- [What to do] Below are some records; reproduce every one of them exactly.

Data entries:
■ ■ ■ ■ ■
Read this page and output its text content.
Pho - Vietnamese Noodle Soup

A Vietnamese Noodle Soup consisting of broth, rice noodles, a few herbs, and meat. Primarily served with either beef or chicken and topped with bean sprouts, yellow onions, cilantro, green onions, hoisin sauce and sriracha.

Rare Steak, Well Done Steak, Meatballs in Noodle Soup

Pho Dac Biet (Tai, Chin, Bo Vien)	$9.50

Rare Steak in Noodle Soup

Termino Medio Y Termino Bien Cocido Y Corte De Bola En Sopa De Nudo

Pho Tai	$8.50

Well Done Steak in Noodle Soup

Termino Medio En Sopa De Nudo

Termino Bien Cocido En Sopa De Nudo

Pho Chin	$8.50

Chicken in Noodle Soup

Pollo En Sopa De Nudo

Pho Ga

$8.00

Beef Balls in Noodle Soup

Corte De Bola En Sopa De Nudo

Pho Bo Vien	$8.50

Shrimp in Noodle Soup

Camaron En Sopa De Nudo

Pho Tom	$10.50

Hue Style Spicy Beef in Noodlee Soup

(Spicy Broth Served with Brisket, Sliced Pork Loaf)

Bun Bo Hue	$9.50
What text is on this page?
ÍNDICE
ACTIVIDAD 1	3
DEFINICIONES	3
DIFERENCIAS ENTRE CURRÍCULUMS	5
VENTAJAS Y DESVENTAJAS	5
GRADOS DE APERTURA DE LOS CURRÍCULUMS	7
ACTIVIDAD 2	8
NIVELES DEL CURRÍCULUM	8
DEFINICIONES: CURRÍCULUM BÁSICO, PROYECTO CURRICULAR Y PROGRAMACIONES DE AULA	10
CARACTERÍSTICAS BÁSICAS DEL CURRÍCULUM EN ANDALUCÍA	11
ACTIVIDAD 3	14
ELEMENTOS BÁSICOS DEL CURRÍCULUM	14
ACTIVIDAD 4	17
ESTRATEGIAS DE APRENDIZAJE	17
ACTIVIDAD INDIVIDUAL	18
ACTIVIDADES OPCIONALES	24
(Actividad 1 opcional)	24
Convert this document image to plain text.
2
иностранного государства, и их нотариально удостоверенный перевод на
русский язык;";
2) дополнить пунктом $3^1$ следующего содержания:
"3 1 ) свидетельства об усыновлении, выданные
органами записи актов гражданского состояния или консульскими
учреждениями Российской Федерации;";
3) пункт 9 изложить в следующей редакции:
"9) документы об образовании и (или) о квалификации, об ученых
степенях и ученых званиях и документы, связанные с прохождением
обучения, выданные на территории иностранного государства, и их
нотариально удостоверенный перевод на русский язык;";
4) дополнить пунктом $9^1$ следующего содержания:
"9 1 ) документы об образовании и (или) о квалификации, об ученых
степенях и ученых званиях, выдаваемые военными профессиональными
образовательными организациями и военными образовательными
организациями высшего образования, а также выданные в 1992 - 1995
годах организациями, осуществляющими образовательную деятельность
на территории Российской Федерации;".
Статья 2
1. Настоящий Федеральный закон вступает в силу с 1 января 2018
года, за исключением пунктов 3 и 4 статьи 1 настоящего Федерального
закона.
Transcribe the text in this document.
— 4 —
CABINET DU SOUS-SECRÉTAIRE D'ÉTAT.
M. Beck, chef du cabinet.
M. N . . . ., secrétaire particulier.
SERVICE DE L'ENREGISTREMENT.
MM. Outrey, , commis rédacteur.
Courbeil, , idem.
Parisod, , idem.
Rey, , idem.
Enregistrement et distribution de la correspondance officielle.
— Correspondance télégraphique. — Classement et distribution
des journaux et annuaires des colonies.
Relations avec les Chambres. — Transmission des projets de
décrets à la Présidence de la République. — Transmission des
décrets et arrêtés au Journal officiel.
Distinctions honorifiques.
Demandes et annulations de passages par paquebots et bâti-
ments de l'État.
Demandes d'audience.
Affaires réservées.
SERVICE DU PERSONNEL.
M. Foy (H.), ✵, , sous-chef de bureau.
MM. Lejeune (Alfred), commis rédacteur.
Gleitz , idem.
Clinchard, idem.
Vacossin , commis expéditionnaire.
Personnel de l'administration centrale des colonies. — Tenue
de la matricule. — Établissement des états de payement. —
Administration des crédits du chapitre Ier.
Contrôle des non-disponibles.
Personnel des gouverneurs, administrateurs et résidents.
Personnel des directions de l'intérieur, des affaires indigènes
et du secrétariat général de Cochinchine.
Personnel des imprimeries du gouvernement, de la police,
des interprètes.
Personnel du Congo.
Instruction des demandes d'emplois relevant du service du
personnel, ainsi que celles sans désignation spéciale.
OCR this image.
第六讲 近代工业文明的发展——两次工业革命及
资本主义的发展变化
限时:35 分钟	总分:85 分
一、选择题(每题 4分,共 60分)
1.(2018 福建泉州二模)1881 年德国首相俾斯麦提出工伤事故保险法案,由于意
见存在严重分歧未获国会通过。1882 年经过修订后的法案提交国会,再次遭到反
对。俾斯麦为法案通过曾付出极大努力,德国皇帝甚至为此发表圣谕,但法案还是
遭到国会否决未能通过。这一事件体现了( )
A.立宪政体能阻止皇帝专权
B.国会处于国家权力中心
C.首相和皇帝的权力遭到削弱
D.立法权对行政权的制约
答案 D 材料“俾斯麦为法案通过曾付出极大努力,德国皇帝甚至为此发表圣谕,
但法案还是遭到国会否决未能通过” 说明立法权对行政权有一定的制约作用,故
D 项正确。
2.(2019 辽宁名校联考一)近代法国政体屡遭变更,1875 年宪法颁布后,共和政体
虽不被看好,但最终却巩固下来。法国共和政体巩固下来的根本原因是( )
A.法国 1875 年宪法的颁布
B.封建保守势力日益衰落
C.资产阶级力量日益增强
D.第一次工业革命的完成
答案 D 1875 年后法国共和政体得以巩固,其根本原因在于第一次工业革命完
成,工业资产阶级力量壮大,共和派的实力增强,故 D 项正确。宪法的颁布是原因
■ ■ ■ ■ ■
- [Response]
Read this page and output its text content.
Pho - Vietnamese Noodle Soup

A Vietnamese Noodle Soup consisting of broth, rice noodles, a few herbs, and meat. Primarily served with either beef or chicken and topped with bean sprouts, yellow onions, cilantro, green onions, hoisin sauce and sriracha.

Rare Steak, Well Done Steak, Meatballs in Noodle Soup

Pho Dac Biet (Tai, Chin, Bo Vien)	$9.50

Rare Steak in Noodle Soup

Termino Medio Y Termino Bien Cocido Y Corte De Bola En Sopa De Nudo

Pho Tai	$8.50

Well Done Steak in Noodle Soup

Termino Medio En Sopa De Nudo

Termino Bien Cocido En Sopa De Nudo

Pho Chin	$8.50

Chicken in Noodle Soup

Pollo En Sopa De Nudo

Pho Ga

$8.00

Beef Balls in Noodle Soup

Corte De Bola En Sopa De Nudo

Pho Bo Vien	$8.50

Shrimp in Noodle Soup

Camaron En Sopa De Nudo

Pho Tom	$10.50

Hue Style Spicy Beef in Noodlee Soup

(Spicy Broth Served with Brisket, Sliced Pork Loaf)

Bun Bo Hue	$9.50
What text is on this page?
ÍNDICE
ACTIVIDAD 1	3
DEFINICIONES	3
DIFERENCIAS ENTRE CURRÍCULUMS	5
VENTAJAS Y DESVENTAJAS	5
GRADOS DE APERTURA DE LOS CURRÍCULUMS	7
ACTIVIDAD 2	8
NIVELES DEL CURRÍCULUM	8
DEFINICIONES: CURRÍCULUM BÁSICO, PROYECTO CURRICULAR Y PROGRAMACIONES DE AULA	10
CARACTERÍSTICAS BÁSICAS DEL CURRÍCULUM EN ANDALUCÍA	11
ACTIVIDAD 3	14
ELEMENTOS BÁSICOS DEL CURRÍCULUM	14
ACTIVIDAD 4	17
ESTRATEGIAS DE APRENDIZAJE	17
ACTIVIDAD INDIVIDUAL	18
ACTIVIDADES OPCIONALES	24
(Actividad 1 opcional)	24
Convert this document image to plain text.
2
иностранного государства, и их нотариально удостоверенный перевод на
русский язык;";
2) дополнить пунктом $3^1$ следующего содержания:
"3 1 ) свидетельства об усыновлении, выданные
органами записи актов гражданского состояния или консульскими
учреждениями Российской Федерации;";
3) пункт 9 изложить в следующей редакции:
"9) документы об образовании и (или) о квалификации, об ученых
степенях и ученых званиях и документы, связанные с прохождением
обучения, выданные на территории иностранного государства, и их
нотариально удостоверенный перевод на русский язык;";
4) дополнить пунктом $9^1$ следующего содержания:
"9 1 ) документы об образовании и (или) о квалификации, об ученых
степенях и ученых званиях, выдаваемые военными профессиональными
образовательными организациями и военными образовательными
организациями высшего образования, а также выданные в 1992 - 1995
годах организациями, осуществляющими образовательную деятельность
на территории Российской Федерации;".
Статья 2
1. Настоящий Федеральный закон вступает в силу с 1 января 2018
года, за исключением пунктов 3 и 4 статьи 1 настоящего Федерального
закона.
Transcribe the text in this document.
— 4 —
CABINET DU SOUS-SECRÉTAIRE D'ÉTAT.
M. Beck, chef du cabinet.
M. N . . . ., secrétaire particulier.
SERVICE DE L'ENREGISTREMENT.
MM. Outrey, , commis rédacteur.
Courbeil, , idem.
Parisod, , idem.
Rey, , idem.
Enregistrement et distribution de la correspondance officielle.
— Correspondance télégraphique. — Classement et distribution
des journaux et annuaires des colonies.
Relations avec les Chambres. — Transmission des projets de
décrets à la Présidence de la République. — Transmission des
décrets et arrêtés au Journal officiel.
Distinctions honorifiques.
Demandes et annulations de passages par paquebots et bâti-
ments de l'État.
Demandes d'audience.
Affaires réservées.
SERVICE DU PERSONNEL.
M. Foy (H.), ✵, , sous-chef de bureau.
MM. Lejeune (Alfred), commis rédacteur.
Gleitz , idem.
Clinchard, idem.
Vacossin , commis expéditionnaire.
Personnel de l'administration centrale des colonies. — Tenue
de la matricule. — Établissement des états de payement. —
Administration des crédits du chapitre Ier.
Contrôle des non-disponibles.
Personnel des gouverneurs, administrateurs et résidents.
Personnel des directions de l'intérieur, des affaires indigènes
et du secrétariat général de Cochinchine.
Personnel des imprimeries du gouvernement, de la police,
des interprètes.
Personnel du Congo.
Instruction des demandes d'emplois relevant du service du
personnel, ainsi que celles sans désignation spéciale.
OCR this image.
第六讲 近代工业文明的发展——两次工业革命及
资本主义的发展变化
限时:35 分钟	总分:85 分
一、选择题(每题 4分,共 60分)
1.(2018 福建泉州二模)1881 年德国首相俾斯麦提出工伤事故保险法案,由于意
见存在严重分歧未获国会通过。1882 年经过修订后的法案提交国会,再次遭到反
对。俾斯麦为法案通过曾付出极大努力,德国皇帝甚至为此发表圣谕,但法案还是
遭到国会否决未能通过。这一事件体现了( )
A.立宪政体能阻止皇帝专权
B.国会处于国家权力中心
C.首相和皇帝的权力遭到削弱
D.立法权对行政权的制约
答案 D 材料“俾斯麦为法案通过曾付出极大努力,德国皇帝甚至为此发表圣谕,
但法案还是遭到国会否决未能通过” 说明立法权对行政权有一定的制约作用,故
D 项正确。
2.(2019 辽宁名校联考一)近代法国政体屡遭变更,1875 年宪法颁布后,共和政体
虽不被看好,但最终却巩固下来。法国共和政体巩固下来的根本原因是( )
A.法国 1875 年宪法的颁布
B.封建保守势力日益衰落
C.资产阶级力量日益增强
D.第一次工业革命的完成
答案 D 1875 年后法国共和政体得以巩固,其根本原因在于第一次工业革命完
成,工业资产阶级力量壮大,共和派的实力增强,故 D 项正确。宪法的颁布是原因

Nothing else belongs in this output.